● Extracted records
* * * * * * *

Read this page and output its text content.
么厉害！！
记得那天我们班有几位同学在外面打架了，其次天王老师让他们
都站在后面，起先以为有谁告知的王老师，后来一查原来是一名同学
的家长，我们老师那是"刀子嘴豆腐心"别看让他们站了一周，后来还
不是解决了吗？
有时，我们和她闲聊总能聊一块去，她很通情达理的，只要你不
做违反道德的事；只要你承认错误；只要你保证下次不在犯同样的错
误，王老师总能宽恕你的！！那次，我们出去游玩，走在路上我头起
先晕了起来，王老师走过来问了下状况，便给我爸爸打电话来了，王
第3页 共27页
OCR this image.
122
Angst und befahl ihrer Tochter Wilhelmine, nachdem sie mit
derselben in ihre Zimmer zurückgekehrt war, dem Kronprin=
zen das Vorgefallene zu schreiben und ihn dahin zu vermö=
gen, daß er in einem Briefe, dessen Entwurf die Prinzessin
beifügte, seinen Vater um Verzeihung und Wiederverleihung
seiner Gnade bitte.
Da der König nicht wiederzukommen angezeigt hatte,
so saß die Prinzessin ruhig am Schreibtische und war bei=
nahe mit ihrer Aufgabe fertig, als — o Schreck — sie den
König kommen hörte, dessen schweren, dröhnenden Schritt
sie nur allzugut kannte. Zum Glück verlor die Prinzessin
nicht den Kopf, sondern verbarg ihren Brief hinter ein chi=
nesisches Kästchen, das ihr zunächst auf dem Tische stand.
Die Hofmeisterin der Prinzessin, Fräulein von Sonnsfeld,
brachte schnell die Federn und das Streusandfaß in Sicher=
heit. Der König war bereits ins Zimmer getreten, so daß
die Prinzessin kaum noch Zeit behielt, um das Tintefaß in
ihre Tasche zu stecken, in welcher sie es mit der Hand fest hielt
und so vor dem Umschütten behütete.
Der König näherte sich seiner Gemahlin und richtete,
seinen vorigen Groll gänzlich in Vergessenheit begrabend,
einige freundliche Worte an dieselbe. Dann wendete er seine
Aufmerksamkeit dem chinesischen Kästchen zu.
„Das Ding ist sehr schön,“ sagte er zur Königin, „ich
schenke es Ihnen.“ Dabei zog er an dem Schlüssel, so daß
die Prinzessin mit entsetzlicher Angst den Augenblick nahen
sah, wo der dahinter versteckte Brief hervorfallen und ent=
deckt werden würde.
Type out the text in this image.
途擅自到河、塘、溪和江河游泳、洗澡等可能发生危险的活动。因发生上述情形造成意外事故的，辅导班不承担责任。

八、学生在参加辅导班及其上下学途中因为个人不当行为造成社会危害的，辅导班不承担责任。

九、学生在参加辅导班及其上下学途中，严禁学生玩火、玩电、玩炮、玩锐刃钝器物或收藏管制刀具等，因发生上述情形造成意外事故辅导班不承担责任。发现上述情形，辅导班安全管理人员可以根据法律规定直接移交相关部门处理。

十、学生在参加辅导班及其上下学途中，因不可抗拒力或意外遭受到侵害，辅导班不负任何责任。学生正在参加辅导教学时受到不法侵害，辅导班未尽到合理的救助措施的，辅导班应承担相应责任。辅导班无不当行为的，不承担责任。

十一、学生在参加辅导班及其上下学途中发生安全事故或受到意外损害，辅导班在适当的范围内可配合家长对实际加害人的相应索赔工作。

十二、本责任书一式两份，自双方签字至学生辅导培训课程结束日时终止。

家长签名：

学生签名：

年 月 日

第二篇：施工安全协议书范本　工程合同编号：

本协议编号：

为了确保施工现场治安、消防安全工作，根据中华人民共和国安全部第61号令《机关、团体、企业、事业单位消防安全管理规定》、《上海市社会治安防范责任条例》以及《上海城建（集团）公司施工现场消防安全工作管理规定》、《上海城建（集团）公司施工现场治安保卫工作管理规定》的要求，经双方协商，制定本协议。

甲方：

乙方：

* * * * * * *

● Description of the task
Return all of the entries exactly as they were supplied.

● The output
Read this page and output its text content.
么厉害！！
记得那天我们班有几位同学在外面打架了，其次天王老师让他们
都站在后面，起先以为有谁告知的王老师，后来一查原来是一名同学
的家长，我们老师那是"刀子嘴豆腐心"别看让他们站了一周，后来还
不是解决了吗？
有时，我们和她闲聊总能聊一块去，她很通情达理的，只要你不
做违反道德的事；只要你承认错误；只要你保证下次不在犯同样的错
误，王老师总能宽恕你的！！那次，我们出去游玩，走在路上我头起
先晕了起来，王老师走过来问了下状况，便给我爸爸打电话来了，王
第3页 共27页
OCR this image.
122
Angst und befahl ihrer Tochter Wilhelmine, nachdem sie mit
derselben in ihre Zimmer zurückgekehrt war, dem Kronprin=
zen das Vorgefallene zu schreiben und ihn dahin zu vermö=
gen, daß er in einem Briefe, dessen Entwurf die Prinzessin
beifügte, seinen Vater um Verzeihung und Wiederverleihung
seiner Gnade bitte.
Da der König nicht wiederzukommen angezeigt hatte,
so saß die Prinzessin ruhig am Schreibtische und war bei=
nahe mit ihrer Aufgabe fertig, als — o Schreck — sie den
König kommen hörte, dessen schweren, dröhnenden Schritt
sie nur allzugut kannte. Zum Glück verlor die Prinzessin
nicht den Kopf, sondern verbarg ihren Brief hinter ein chi=
nesisches Kästchen, das ihr zunächst auf dem Tische stand.
Die Hofmeisterin der Prinzessin, Fräulein von Sonnsfeld,
brachte schnell die Federn und das Streusandfaß in Sicher=
heit. Der König war bereits ins Zimmer getreten, so daß
die Prinzessin kaum noch Zeit behielt, um das Tintefaß in
ihre Tasche zu stecken, in welcher sie es mit der Hand fest hielt
und so vor dem Umschütten behütete.
Der König näherte sich seiner Gemahlin und richtete,
seinen vorigen Groll gänzlich in Vergessenheit begrabend,
einige freundliche Worte an dieselbe. Dann wendete er seine
Aufmerksamkeit dem chinesischen Kästchen zu.
„Das Ding ist sehr schön,“ sagte er zur Königin, „ich
schenke es Ihnen.“ Dabei zog er an dem Schlüssel, so daß
die Prinzessin mit entsetzlicher Angst den Augenblick nahen
sah, wo der dahinter versteckte Brief hervorfallen und ent=
deckt werden würde.
Type out the text in this image.
途擅自到河、塘、溪和江河游泳、洗澡等可能发生危险的活动。因发生上述情形造成意外事故的，辅导班不承担责任。

八、学生在参加辅导班及其上下学途中因为个人不当行为造成社会危害的，辅导班不承担责任。

九、学生在参加辅导班及其上下学途中，严禁学生玩火、玩电、玩炮、玩锐刃钝器物或收藏管制刀具等，因发生上述情形造成意外事故辅导班不承担责任。发现上述情形，辅导班安全管理人员可以根据法律规定直接移交相关部门处理。

十、学生在参加辅导班及其上下学途中，因不可抗拒力或意外遭受到侵害，辅导班不负任何责任。学生正在参加辅导教学时受到不法侵害，辅导班未尽到合理的救助措施的，辅导班应承担相应责任。辅导班无不当行为的，不承担责任。

十一、学生在参加辅导班及其上下学途中发生安全事故或受到意外损害，辅导班在适当的范围内可配合家长对实际加害人的相应索赔工作。

十二、本责任书一式两份，自双方签字至学生辅导培训课程结束日时终止。

家长签名：

学生签名：

年 月 日

第二篇：施工安全协议书范本　工程合同编号：

本协议编号：

为了确保施工现场治安、消防安全工作，根据中华人民共和国安全部第61号令《机关、团体、企业、事业单位消防安全管理规定》、《上海市社会治安防范责任条例》以及《上海城建（集团）公司施工现场消防安全工作管理规定》、《上海城建（集团）公司施工现场治安保卫工作管理规定》的要求，经双方协商，制定本协议。

甲方：

乙方：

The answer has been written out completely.